═════ ENTRIES SUPPLIED ═════

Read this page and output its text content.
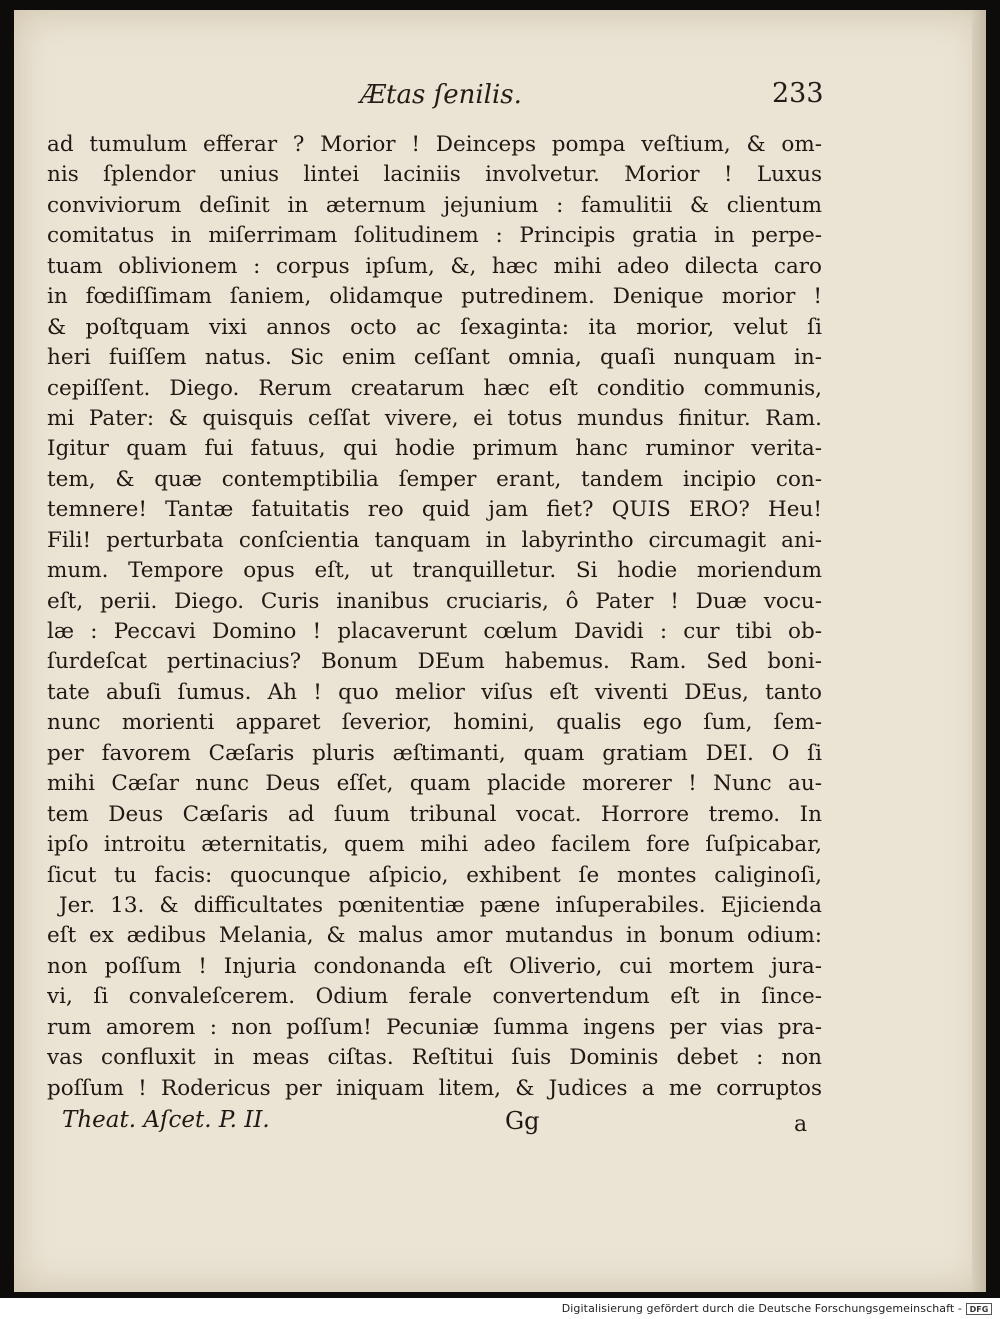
Ætas ſenilis.	233
ad tumulum efferar ? Morior ! Deinceps pompa veſtium, & om-
nis ſplendor unius lintei laciniis involvetur. Morior ! Luxus
conviviorum deſinit in æternum jejunium : famulitii & clientum
comitatus in miſerrimam ſolitudinem : Principis gratia in perpe-
tuam oblivionem : corpus ipſum, &, hæc mihi adeo dilecta caro
in fœdiſſimam ſaniem, olidamque putredinem. Denique morior !
& poſtquam vixi annos octo ac ſexaginta: ita morior, velut ſi
heri fuiſſem natus. Sic enim ceſſant omnia, quaſi nunquam in-
cepiſſent. Diego. Rerum creatarum hæc eſt conditio communis,
mi Pater: & quisquis ceſſat vivere, ei totus mundus finitur. Ram.
Igitur quam fui fatuus, qui hodie primum hanc ruminor verita-
tem, & quæ contemptibilia ſemper erant, tandem incipio con-
temnere! Tantæ fatuitatis reo quid jam fiet? QUIS ERO? Heu!
Fili! perturbata conſcientia tanquam in labyrintho circumagit ani-
mum. Tempore opus eſt, ut tranquilletur. Si hodie moriendum
eſt, perii. Diego. Curis inanibus cruciaris, ô Pater ! Duæ vocu-
læ : Peccavi Domino ! placaverunt cœlum Davidi : cur tibi ob-
ſurdeſcat pertinacius? Bonum DEum habemus. Ram. Sed boni-
tate abuſi ſumus. Ah ! quo melior viſus eſt viventi DEus, tanto
nunc morienti apparet ſeverior, homini, qualis ego ſum, ſem-
per favorem Cæſaris pluris æſtimanti, quam gratiam DEI. O ſi
mihi Cæſar nunc Deus eſſet, quam placide morerer ! Nunc au-
tem Deus Cæſaris ad ſuum tribunal vocat. Horrore tremo. In
ipſo introitu æternitatis, quem mihi adeo facilem fore ſuſpicabar,
ſicut tu facis: quocunque aſpicio, exhibent ſe montes caliginoſi,
Jer. 13. & difficultates pœnitentiæ pæne inſuperabiles. Ejicienda
eſt ex ædibus Melania, & malus amor mutandus in bonum odium:
non poſſum ! Injuria condonanda eſt Oliverio, cui mortem jura-
vi, ſi convaleſcerem. Odium ferale convertendum eſt in ſince-
rum amorem : non poſſum! Pecuniæ ſumma ingens per vias pra-
vas confluxit in meas ciſtas. Reſtitui ſuis Dominis debet : non
poſſum ! Rodericus per iniquam litem, & Judices a me corruptos
Theat. Aſcet. P. II.	Gg	a
Digitalisierung gefördert durch die Deutsche Forschungsgemeinschaft - DFG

═════

* [YOUR TASK] Scan the data for the word "poſſum" and copy every line where it shows up.

* [ANSWER FOR THE TASK]
non poſſum ! Injuria condonanda eſt Oliverio, cui mortem jura-
rum amorem : non poſſum! Pecuniæ ſumma ingens per vias pra-
poſſum ! Rodericus per iniquam litem, & Judices a me corruptos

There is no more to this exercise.